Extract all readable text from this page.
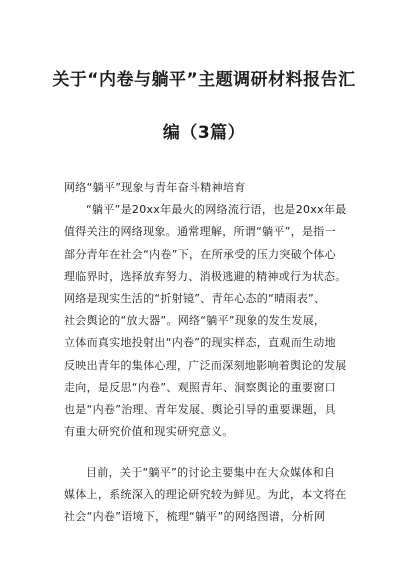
关于“内卷与躺平”主题调研材料报告汇
编（3篇）
网络“躺平”现象与青年奋斗精神培育
“躺平”是20xx年最火的网络流行语，也是20xx年最
值得关注的网络现象。通常理解，所谓“躺平”，是指一
部分青年在社会“内卷”下，在所承受的压力突破个体心
理临界时，选择放弃努力、消极逃避的精神或行为状态。
网络是现实生活的“折射镜”、青年心态的“晴雨表”、
社会舆论的“放大器”。网络“躺平”现象的发生发展，
立体而真实地投射出“内卷”的现实样态，直观而生动地
反映出青年的集体心理，广泛而深刻地影响着舆论的发展
走向，是反思“内卷”、观照青年、洞察舆论的重要窗口
也是“内卷”治理、青年发展、舆论引导的重要课题，具
有重大研究价值和现实研究意义。
目前，关于“躺平”的讨论主要集中在大众媒体和自
媒体上，系统深入的理论研究较为鲜见。为此，本文将在
社会“内卷”语境下，梳理“躺平”的网络图谱，分析网
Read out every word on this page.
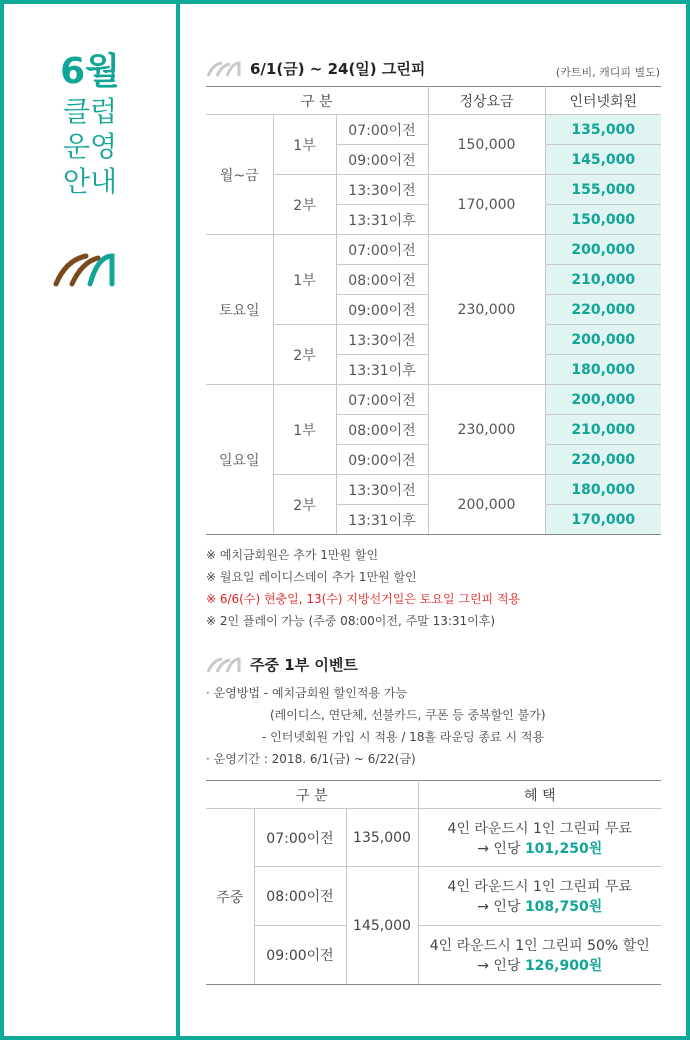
6월
클럽
운영
안내
6/1(금) ~ 24(일) 그린피	(카트비, 캐디피 별도)
구 분			정상요금	인터넷회원
월~금	1부	07:00이전	150,000	135,000
		09:00이전		145,000
	2부	13:30이전	170,000	155,000
		13:31이후		150,000
토요일	1부	07:00이전	230,000	200,000
		08:00이전		210,000
		09:00이전		220,000
	2부	13:30이전		200,000
		13:31이후		180,000
일요일	1부	07:00이전	230,000	200,000
		08:00이전		210,000
		09:00이전		220,000
	2부	13:30이전	200,000	180,000
		13:31이후		170,000
※ 예치금회원은 추가 1만원 할인
※ 월요일 레이디스데이 추가 1만원 할인
※ 6/6(수) 현충일, 13(수) 지방선거일은 토요일 그린피 적용
※ 2인 플레이 가능 (주중 08:00이전, 주말 13:31이후)
주중 1부 이벤트
· 운영방법 - 예치금회원 할인적용 가능
(레이디스, 연단체, 선불카드, 쿠폰 등 중복할인 불가)
- 인터넷회원 가입 시 적용 / 18홀 라운딩 종료 시 적용
· 운영기간 : 2018. 6/1(금) ~ 6/22(금)
구 분			혜 택
주중	07:00이전	135,000	4인 라운드시 1인 그린피 무료
→ 인당 101,250원

	08:00이전	145,000	4인 라운드시 1인 그린피 무료
→ 인당 108,750원

	09:00이전		4인 라운드시 1인 그린피 50% 할인
→ 인당 126,900원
- - -
Short task:
All of the material above needs to be restated exactly, with no pictures.

Written answer:
Extract all readable text from this page.
关于“内卷与躺平”主题调研材料报告汇
编（3篇）
网络“躺平”现象与青年奋斗精神培育
“躺平”是20xx年最火的网络流行语，也是20xx年最
值得关注的网络现象。通常理解，所谓“躺平”，是指一
部分青年在社会“内卷”下，在所承受的压力突破个体心
理临界时，选择放弃努力、消极逃避的精神或行为状态。
网络是现实生活的“折射镜”、青年心态的“晴雨表”、
社会舆论的“放大器”。网络“躺平”现象的发生发展，
立体而真实地投射出“内卷”的现实样态，直观而生动地
反映出青年的集体心理，广泛而深刻地影响着舆论的发展
走向，是反思“内卷”、观照青年、洞察舆论的重要窗口
也是“内卷”治理、青年发展、舆论引导的重要课题，具
有重大研究价值和现实研究意义。
目前，关于“躺平”的讨论主要集中在大众媒体和自
媒体上，系统深入的理论研究较为鲜见。为此，本文将在
社会“内卷”语境下，梳理“躺平”的网络图谱，分析网
Read out every word on this page.
6월
클럽
운영
안내
6/1(금) ~ 24(일) 그린피	(카트비, 캐디피 별도)
구 분			정상요금	인터넷회원
월~금	1부	07:00이전	150,000	135,000
		09:00이전		145,000
	2부	13:30이전	170,000	155,000
		13:31이후		150,000
토요일	1부	07:00이전	230,000	200,000
		08:00이전		210,000
		09:00이전		220,000
	2부	13:30이전		200,000
		13:31이후		180,000
일요일	1부	07:00이전	230,000	200,000
		08:00이전		210,000
		09:00이전		220,000
	2부	13:30이전	200,000	180,000
		13:31이후		170,000
※ 예치금회원은 추가 1만원 할인
※ 월요일 레이디스데이 추가 1만원 할인
※ 6/6(수) 현충일, 13(수) 지방선거일은 토요일 그린피 적용
※ 2인 플레이 가능 (주중 08:00이전, 주말 13:31이후)
주중 1부 이벤트
· 운영방법 - 예치금회원 할인적용 가능
(레이디스, 연단체, 선불카드, 쿠폰 등 중복할인 불가)
- 인터넷회원 가입 시 적용 / 18홀 라운딩 종료 시 적용
· 운영기간 : 2018. 6/1(금) ~ 6/22(금)
구 분			혜 택
주중	07:00이전	135,000	4인 라운드시 1인 그린피 무료
→ 인당 101,250원

	08:00이전	145,000	4인 라운드시 1인 그린피 무료
→ 인당 108,750원

	09:00이전		4인 라운드시 1인 그린피 50% 할인
→ 인당 126,900원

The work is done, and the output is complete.